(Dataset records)
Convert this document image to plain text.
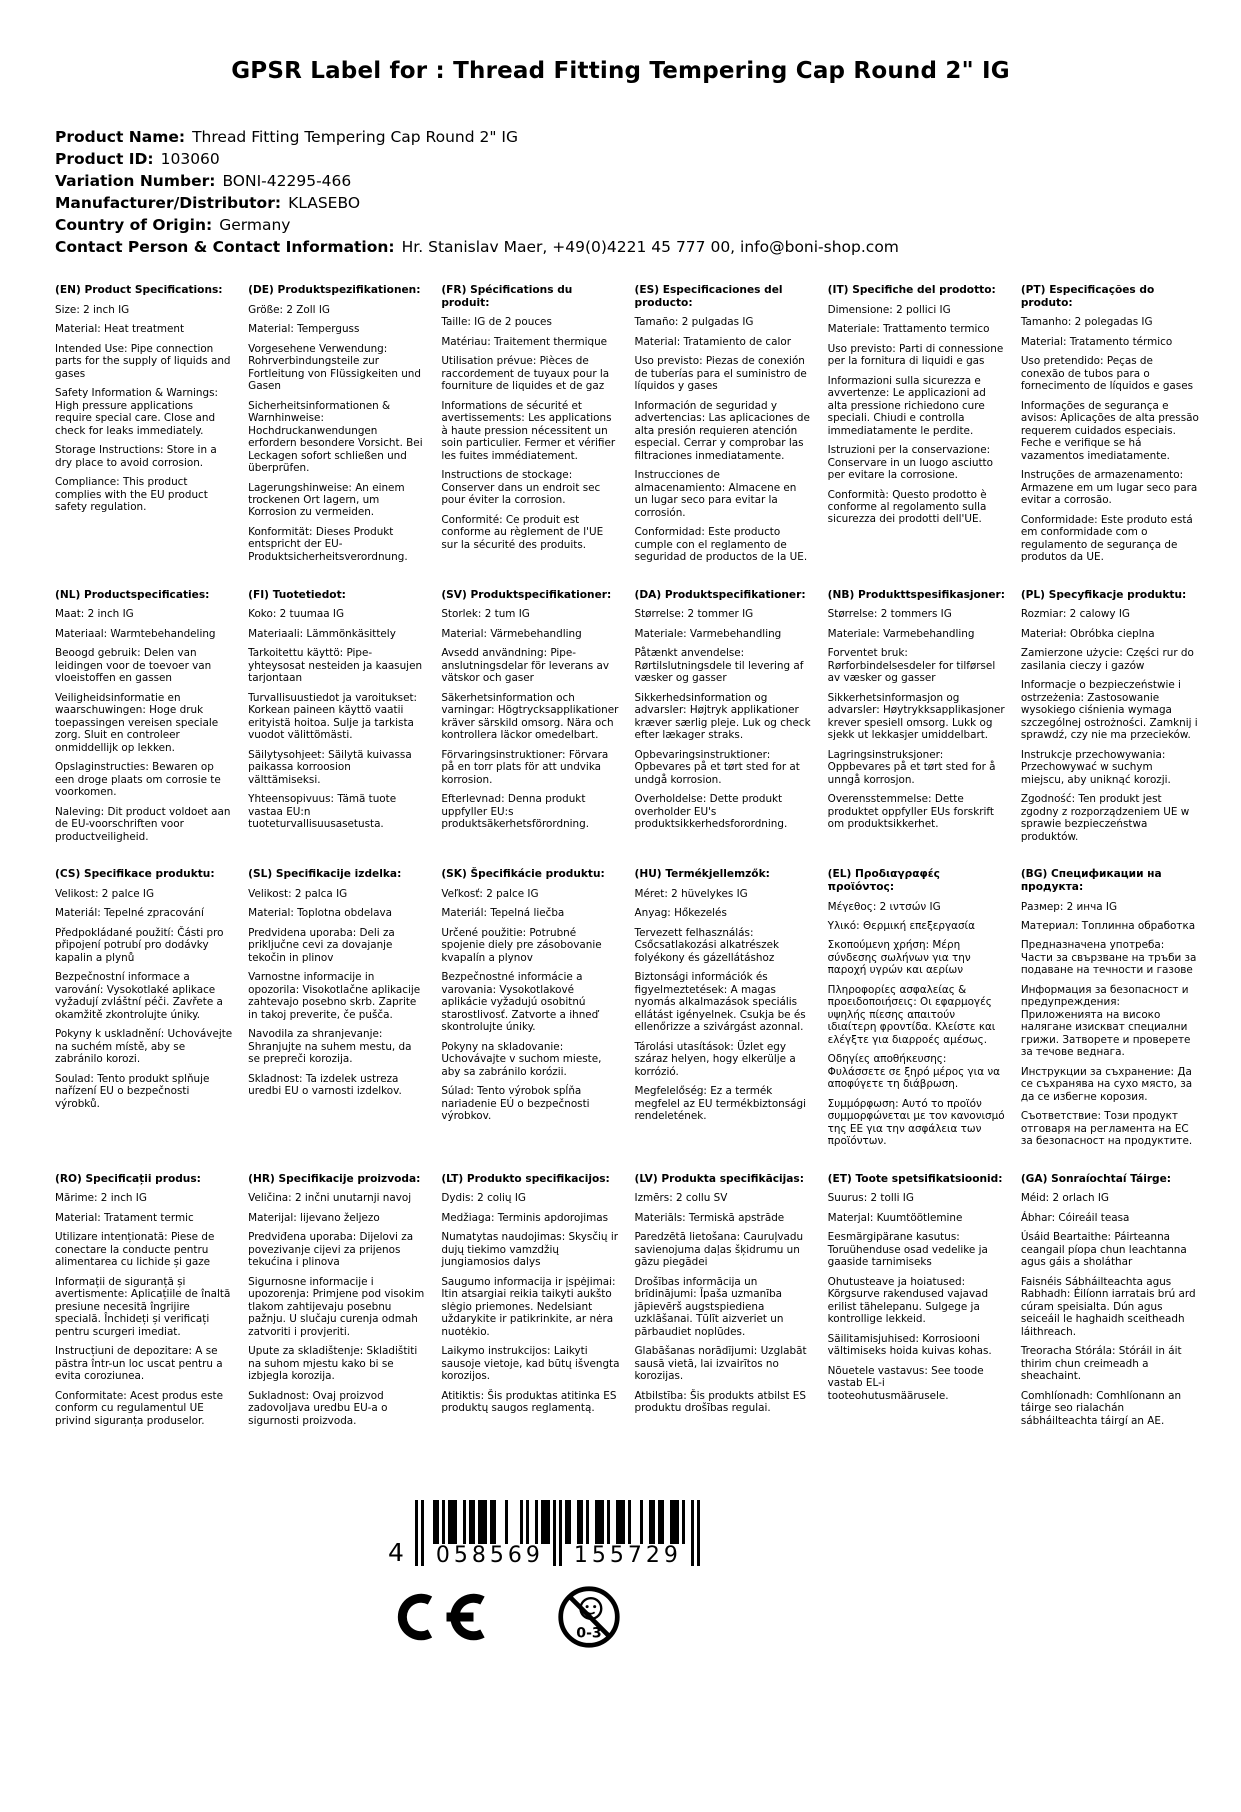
GPSR Label for : Thread Fitting Tempering Cap Round 2" IG
Product Name: Thread Fitting Tempering Cap Round 2" IG
Product ID: 103060
Variation Number: BONI-42295-466
Manufacturer/Distributor: KLASEBO
Country of Origin: Germany
Contact Person & Contact Information: Hr. Stanislav Maer, +49(0)4221 45 777 00, info@boni-shop.com

(EN) Product Specifications:

Size: 2 inch IG

Material: Heat treatment

Intended Use: Pipe connection parts for the supply of liquids and gases

Safety Information & Warnings: High pressure applications require special care. Close and check for leaks immediately.

Storage Instructions: Store in a dry place to avoid corrosion.

Compliance: This product complies with the EU product safety regulation.

(DE) Produktspezifikationen:

Größe: 2 Zoll IG

Material: Temperguss

Vorgesehene Verwendung: Rohrverbindungsteile zur Fortleitung von Flüssigkeiten und Gasen

Sicherheitsinformationen & Warnhinweise: Hochdruckanwendungen erfordern besondere Vorsicht. Bei Leckagen sofort schließen und überprüfen.

Lagerungshinweise: An einem trockenen Ort lagern, um Korrosion zu vermeiden.

Konformität: Dieses Produkt entspricht der EU-Produktsicherheitsverordnung.

(FR) Spécifications du produit:

Taille: IG de 2 pouces

Matériau: Traitement thermique

Utilisation prévue: Pièces de raccordement de tuyaux pour la fourniture de liquides et de gaz

Informations de sécurité et avertissements: Les applications à haute pression nécessitent un soin particulier. Fermer et vérifier les fuites immédiatement.

Instructions de stockage: Conserver dans un endroit sec pour éviter la corrosion.

Conformité: Ce produit est conforme au règlement de l'UE sur la sécurité des produits.

(ES) Especificaciones del producto:

Tamaño: 2 pulgadas IG

Material: Tratamiento de calor

Uso previsto: Piezas de conexión de tuberías para el suministro de líquidos y gases

Información de seguridad y advertencias: Las aplicaciones de alta presión requieren atención especial. Cerrar y comprobar las filtraciones inmediatamente.

Instrucciones de almacenamiento: Almacene en un lugar seco para evitar la corrosión.

Conformidad: Este producto cumple con el reglamento de seguridad de productos de la UE.

(IT) Specifiche del prodotto:

Dimensione: 2 pollici IG

Materiale: Trattamento termico

Uso previsto: Parti di connessione per la fornitura di liquidi e gas

Informazioni sulla sicurezza e avvertenze: Le applicazioni ad alta pressione richiedono cure speciali. Chiudi e controlla immediatamente le perdite.

Istruzioni per la conservazione: Conservare in un luogo asciutto per evitare la corrosione.

Conformità: Questo prodotto è conforme al regolamento sulla sicurezza dei prodotti dell'UE.

(PT) Especificações do produto:

Tamanho: 2 polegadas IG

Material: Tratamento térmico

Uso pretendido: Peças de conexão de tubos para o fornecimento de líquidos e gases

Informações de segurança e avisos: Aplicações de alta pressão requerem cuidados especiais. Feche e verifique se há vazamentos imediatamente.

Instruções de armazenamento: Armazene em um lugar seco para evitar a corrosão.

Conformidade: Este produto está em conformidade com o regulamento de segurança de produtos da UE.

(NL) Productspecificaties:

Maat: 2 inch IG

Materiaal: Warmtebehandeling

Beoogd gebruik: Delen van leidingen voor de toevoer van vloeistoffen en gassen

Veiligheidsinformatie en waarschuwingen: Hoge druk toepassingen vereisen speciale zorg. Sluit en controleer onmiddellijk op lekken.

Opslaginstructies: Bewaren op een droge plaats om corrosie te voorkomen.

Naleving: Dit product voldoet aan de EU-voorschriften voor productveiligheid.

(FI) Tuotetiedot:

Koko: 2 tuumaa IG

Materiaali: Lämmönkäsittely

Tarkoitettu käyttö: Pipe-yhteysosat nesteiden ja kaasujen tarjontaan

Turvallisuustiedot ja varoitukset: Korkean paineen käyttö vaatii erityistä hoitoa. Sulje ja tarkista vuodot välittömästi.

Säilytysohjeet: Säilytä kuivassa paikassa korroosion välttämiseksi.

Yhteensopivuus: Tämä tuote vastaa EU:n tuoteturvallisuusasetusta.

(SV) Produktspecifikationer:

Storlek: 2 tum IG

Material: Värmebehandling

Avsedd användning: Pipe-anslutningsdelar för leverans av vätskor och gaser

Säkerhetsinformation och varningar: Högtrycksapplikationer kräver särskild omsorg. Nära och kontrollera läckor omedelbart.

Förvaringsinstruktioner: Förvara på en torr plats för att undvika korrosion.

Efterlevnad: Denna produkt uppfyller EU:s produktsäkerhetsförordning.

(DA) Produktspecifikationer:

Størrelse: 2 tommer IG

Materiale: Varmebehandling

Påtænkt anvendelse: Rørtilslutningsdele til levering af væsker og gasser

Sikkerhedsinformation og advarsler: Højtryk applikationer kræver særlig pleje. Luk og check efter lækager straks.

Opbevaringsinstruktioner: Opbevares på et tørt sted for at undgå korrosion.

Overholdelse: Dette produkt overholder EU's produktsikkerhedsforordning.

(NB) Produkttspesifikasjoner:

Størrelse: 2 tommers IG

Materiale: Varmebehandling

Forventet bruk: Rørforbindelsesdeler for tilførsel av væsker og gasser

Sikkerhetsinformasjon og advarsler: Høytrykksapplikasjoner krever spesiell omsorg. Lukk og sjekk ut lekkasjer umiddelbart.

Lagringsinstruksjoner: Oppbevares på et tørt sted for å unngå korrosjon.

Overensstemmelse: Dette produktet oppfyller EUs forskrift om produktsikkerhet.

(PL) Specyfikacje produktu:

Rozmiar: 2 calowy IG

Materiał: Obróbka cieplna

Zamierzone użycie: Części rur do zasilania cieczy i gazów

Informacje o bezpieczeństwie i ostrzeżenia: Zastosowanie wysokiego ciśnienia wymaga szczególnej ostrożności. Zamknij i sprawdź, czy nie ma przecieków.

Instrukcje przechowywania: Przechowywać w suchym miejscu, aby uniknąć korozji.

Zgodność: Ten produkt jest zgodny z rozporządzeniem UE w sprawie bezpieczeństwa produktów.

(CS) Specifikace produktu:

Velikost: 2 palce IG

Materiál: Tepelné zpracování

Předpokládané použití: Části pro připojení potrubí pro dodávky kapalin a plynů

Bezpečnostní informace a varování: Vysokotlaké aplikace vyžadují zvláštní péči. Zavřete a okamžitě zkontrolujte úniky.

Pokyny k uskladnění: Uchovávejte na suchém místě, aby se zabránilo korozi.

Soulad: Tento produkt splňuje nařízení EU o bezpečnosti výrobků.

(SL) Specifikacije izdelka:

Velikost: 2 palca IG

Material: Toplotna obdelava

Predvidena uporaba: Deli za priključne cevi za dovajanje tekočin in plinov

Varnostne informacije in opozorila: Visokotlačne aplikacije zahtevajo posebno skrb. Zaprite in takoj preverite, če pušča.

Navodila za shranjevanje: Shranjujte na suhem mestu, da se prepreči korozija.

Skladnost: Ta izdelek ustreza uredbi EU o varnosti izdelkov.

(SK) Špecifikácie produktu:

Veľkosť: 2 palce IG

Materiál: Tepelná liečba

Určené použitie: Potrubné spojenie diely pre zásobovanie kvapalín a plynov

Bezpečnostné informácie a varovania: Vysokotlakové aplikácie vyžadujú osobitnú starostlivosť. Zatvorte a ihneď skontrolujte úniky.

Pokyny na skladovanie: Uchovávajte v suchom mieste, aby sa zabránilo korózii.

Súlad: Tento výrobok spĺňa nariadenie EÚ o bezpečnosti výrobkov.

(HU) Termékjellemzők:

Méret: 2 hüvelykes IG

Anyag: Hőkezelés

Tervezett felhasználás: Csőcsatlakozási alkatrészek folyékony és gázellátáshoz

Biztonsági információk és figyelmeztetések: A magas nyomás alkalmazások speciális ellátást igényelnek. Csukja be és ellenőrizze a szivárgást azonnal.

Tárolási utasítások: Üzlet egy száraz helyen, hogy elkerülje a korrózió.

Megfelelőség: Ez a termék megfelel az EU termékbiztonsági rendeletének.

(EL) Προδιαγραφές προϊόντος:

Μέγεθος: 2 ιντσών IG

Υλικό: Θερμική επεξεργασία

Σκοπούμενη χρήση: Μέρη σύνδεσης σωλήνων για την παροχή υγρών και αερίων

Πληροφορίες ασφαλείας & προειδοποιήσεις: Οι εφαρμογές υψηλής πίεσης απαιτούν ιδιαίτερη φροντίδα. Κλείστε και ελέγξτε για διαρροές αμέσως.

Οδηγίες αποθήκευσης: Φυλάσσετε σε ξηρό μέρος για να αποφύγετε τη διάβρωση.

Συμμόρφωση: Αυτό το προϊόν συμμορφώνεται με τον κανονισμό της ΕΕ για την ασφάλεια των προϊόντων.

(BG) Спецификации на продукта:

Размер: 2 инча IG

Материал: Топлинна обработка

Предназначена употреба: Части за свързване на тръби за подаване на течности и газове

Информация за безопасност и предупреждения: Приложенията на високо налягане изискват специални грижи. Затворете и проверете за течове веднага.

Инструкции за съхранение: Да се съхранява на сухо място, за да се избегне корозия.

Съответствие: Този продукт отговаря на регламента на ЕС за безопасност на продуктите.

(RO) Specificații produs:

Mărime: 2 inch IG

Material: Tratament termic

Utilizare intenționată: Piese de conectare la conducte pentru alimentarea cu lichide și gaze

Informații de siguranță și avertismente: Aplicațiile de înaltă presiune necesită îngrijire specială. Închideți și verificați pentru scurgeri imediat.

Instrucțiuni de depozitare: A se păstra într-un loc uscat pentru a evita coroziunea.

Conformitate: Acest produs este conform cu regulamentul UE privind siguranța produselor.

(HR) Specifikacije proizvoda:

Veličina: 2 inčni unutarnji navoj

Materijal: lijevano željezo

Predviđena uporaba: Dijelovi za povezivanje cijevi za prijenos tekućina i plinova

Sigurnosne informacije i upozorenja: Primjene pod visokim tlakom zahtijevaju posebnu pažnju. U slučaju curenja odmah zatvoriti i provjeriti.

Upute za skladištenje: Skladištiti na suhom mjestu kako bi se izbjegla korozija.

Sukladnost: Ovaj proizvod zadovoljava uredbu EU-a o sigurnosti proizvoda.

(LT) Produkto specifikacijos:

Dydis: 2 colių IG

Medžiaga: Terminis apdorojimas

Numatytas naudojimas: Skysčių ir dujų tiekimo vamzdžių jungiamosios dalys

Saugumo informacija ir įspėjimai: Itin atsargiai reikia taikyti aukšto slėgio priemones. Nedelsiant uždarykite ir patikrinkite, ar nėra nuotėkio.

Laikymo instrukcijos: Laikyti sausoje vietoje, kad būtų išvengta korozijos.

Atitiktis: Šis produktas atitinka ES produktų saugos reglamentą.

(LV) Produkta specifikācijas:

Izmērs: 2 collu SV

Materiāls: Termiskā apstrāde

Paredzētā lietošana: Cauruļvadu savienojuma daļas šķidrumu un gāzu piegādei

Drošības informācija un brīdinājumi: Īpaša uzmanība jāpievērš augstspiediena uzklāšanai. Tūlīt aizveriet un pārbaudiet noplūdes.

Glabāšanas norādījumi: Uzglabāt sausā vietā, lai izvairītos no korozijas.

Atbilstība: Šis produkts atbilst ES produktu drošības regulai.

(ET) Toote spetsifikatsioonid:

Suurus: 2 tolli IG

Materjal: Kuumtöötlemine

Eesmärgipärane kasutus: Toruühenduse osad vedelike ja gaaside tarnimiseks

Ohutusteave ja hoiatused: Kõrgsurve rakendused vajavad erilist tähelepanu. Sulgege ja kontrollige lekkeid.

Säilitamisjuhised: Korrosiooni vältimiseks hoida kuivas kohas.

Nõuetele vastavus: See toode vastab EL-i tooteohutusmäärusele.

(GA) Sonraíochtaí Táirge:

Méid: 2 orlach IG

Ábhar: Cóireáil teasa

Úsáid Beartaithe: Páirteanna ceangail píopa chun leachtanna agus gáis a sholáthar

Faisnéis Sábháilteachta agus Rabhadh: Éilíonn iarratais brú ard cúram speisialta. Dún agus seiceáil le haghaidh sceitheadh láithreach.

Treoracha Stórála: Stóráil in áit thirim chun creimeadh a sheachaint.

Comhlíonadh: Comhlíonann an táirge seo rialachán sábháilteachta táirgí an AE.

4	058569	155729
0-3
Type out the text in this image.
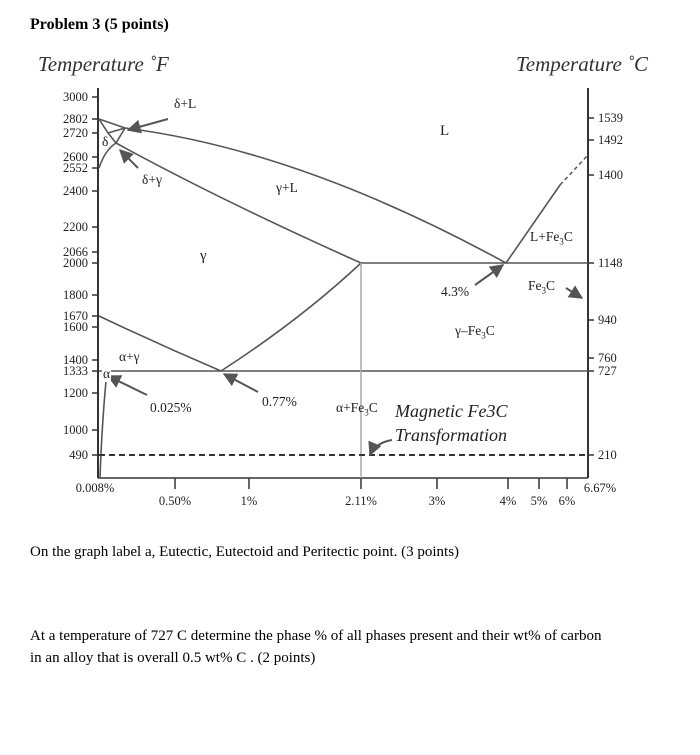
Problem 3 (5 points)
Temperature ˚F	Temperature ˚C
3000
2802
2720
2600
2552
2400
2200
2066
2000
1800
1670
1600
1400
1333
1200
1000
490
1539
1492
1400
1148
940
760
727
210
0.008%
0.50%	1%	2.11%	3%	4% 5% 6%
6.67%
δ+L
L
δ
δ+γ
γ+L
γ
$L+Fe_3C$
$Fe_3C$
4.3%
$\gamma-Fe_3C$
α+γ
α
0.025%	0.77%	$\alpha+Fe_3C$ Magnetic Fe3C
Transformation
On the graph label a, Eutectic, Eutectoid and Peritectic point. (3 points)
At a temperature of 727 C determine the phase % of all phases present and their wt% of carbon
in an alloy that is overall 0.5 wt% C . (2 points)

> **What you should do**:
Beginning at the line with "Type out the text in this image.", reproduce each line exactly through the last line of the records above, with pictures left out.

> **Final result**:
Type out the text in this image.
Problem 3 (5 points)
Temperature ˚F	Temperature ˚C
3000
2802
2720
2600
2552
2400
2200
2066
2000
1800
1670
1600
1400
1333
1200
1000
490
1539
1492
1400
1148
940
760
727
210
0.008%
0.50%	1%	2.11%	3%	4% 5% 6%
6.67%
δ+L
L
δ
δ+γ
γ+L
γ
$L+Fe_3C$
$Fe_3C$
4.3%
$\gamma-Fe_3C$
α+γ
α
0.025%	0.77%	$\alpha+Fe_3C$ Magnetic Fe3C
Transformation
On the graph label a, Eutectic, Eutectoid and Peritectic point. (3 points)
At a temperature of 727 C determine the phase % of all phases present and their wt% of carbon
in an alloy that is overall 0.5 wt% C . (2 points)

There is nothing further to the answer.